[Rows from a dataset]
....

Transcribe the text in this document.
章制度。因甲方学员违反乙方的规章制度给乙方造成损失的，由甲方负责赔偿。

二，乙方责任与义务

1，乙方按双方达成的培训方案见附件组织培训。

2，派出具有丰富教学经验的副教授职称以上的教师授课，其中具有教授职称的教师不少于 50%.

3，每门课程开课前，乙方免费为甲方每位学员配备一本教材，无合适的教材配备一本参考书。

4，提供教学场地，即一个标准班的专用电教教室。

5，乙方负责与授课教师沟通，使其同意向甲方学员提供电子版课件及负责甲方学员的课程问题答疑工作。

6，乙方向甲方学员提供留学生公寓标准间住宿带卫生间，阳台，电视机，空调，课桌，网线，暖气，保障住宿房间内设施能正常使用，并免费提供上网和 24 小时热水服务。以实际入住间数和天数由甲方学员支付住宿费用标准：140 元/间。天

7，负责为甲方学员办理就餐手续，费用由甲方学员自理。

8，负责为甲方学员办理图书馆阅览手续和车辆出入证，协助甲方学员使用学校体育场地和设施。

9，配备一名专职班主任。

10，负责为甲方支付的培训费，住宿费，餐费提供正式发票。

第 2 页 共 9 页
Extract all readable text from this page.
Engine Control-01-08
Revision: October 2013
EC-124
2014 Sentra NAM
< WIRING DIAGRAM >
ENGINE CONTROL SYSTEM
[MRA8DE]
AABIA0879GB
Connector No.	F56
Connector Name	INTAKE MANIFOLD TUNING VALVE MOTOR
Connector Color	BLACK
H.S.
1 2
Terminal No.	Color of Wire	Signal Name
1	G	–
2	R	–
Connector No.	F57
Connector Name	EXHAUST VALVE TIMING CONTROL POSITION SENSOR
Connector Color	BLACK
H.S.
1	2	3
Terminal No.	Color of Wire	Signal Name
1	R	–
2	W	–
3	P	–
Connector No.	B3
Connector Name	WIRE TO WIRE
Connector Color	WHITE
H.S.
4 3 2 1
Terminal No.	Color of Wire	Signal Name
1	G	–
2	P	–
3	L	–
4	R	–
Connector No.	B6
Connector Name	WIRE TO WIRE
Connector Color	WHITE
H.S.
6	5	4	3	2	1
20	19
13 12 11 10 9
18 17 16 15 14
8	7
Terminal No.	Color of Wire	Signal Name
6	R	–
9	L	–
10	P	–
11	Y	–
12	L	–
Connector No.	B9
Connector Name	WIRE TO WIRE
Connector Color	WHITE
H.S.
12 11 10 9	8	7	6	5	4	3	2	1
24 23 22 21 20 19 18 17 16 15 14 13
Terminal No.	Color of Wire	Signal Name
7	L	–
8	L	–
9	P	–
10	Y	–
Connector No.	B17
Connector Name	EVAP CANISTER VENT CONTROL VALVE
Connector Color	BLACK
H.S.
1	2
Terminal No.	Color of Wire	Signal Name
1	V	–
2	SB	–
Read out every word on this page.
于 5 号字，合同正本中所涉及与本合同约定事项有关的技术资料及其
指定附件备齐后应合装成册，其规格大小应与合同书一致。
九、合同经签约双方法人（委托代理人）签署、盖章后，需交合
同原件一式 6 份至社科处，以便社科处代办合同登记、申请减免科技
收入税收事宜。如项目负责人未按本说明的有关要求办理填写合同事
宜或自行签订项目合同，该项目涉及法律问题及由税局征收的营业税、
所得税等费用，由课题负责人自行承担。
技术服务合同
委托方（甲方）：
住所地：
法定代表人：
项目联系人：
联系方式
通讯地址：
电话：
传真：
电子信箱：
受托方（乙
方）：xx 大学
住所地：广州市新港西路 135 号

....

» Written problem:
Using the listing above, show every line that includes the string "VALVE".

» Result of the task:
Connector Name	INTAKE MANIFOLD TUNING VALVE MOTOR
Connector Name	EXHAUST VALVE TIMING CONTROL POSITION SENSOR
Connector Name	EVAP CANISTER VENT CONTROL VALVE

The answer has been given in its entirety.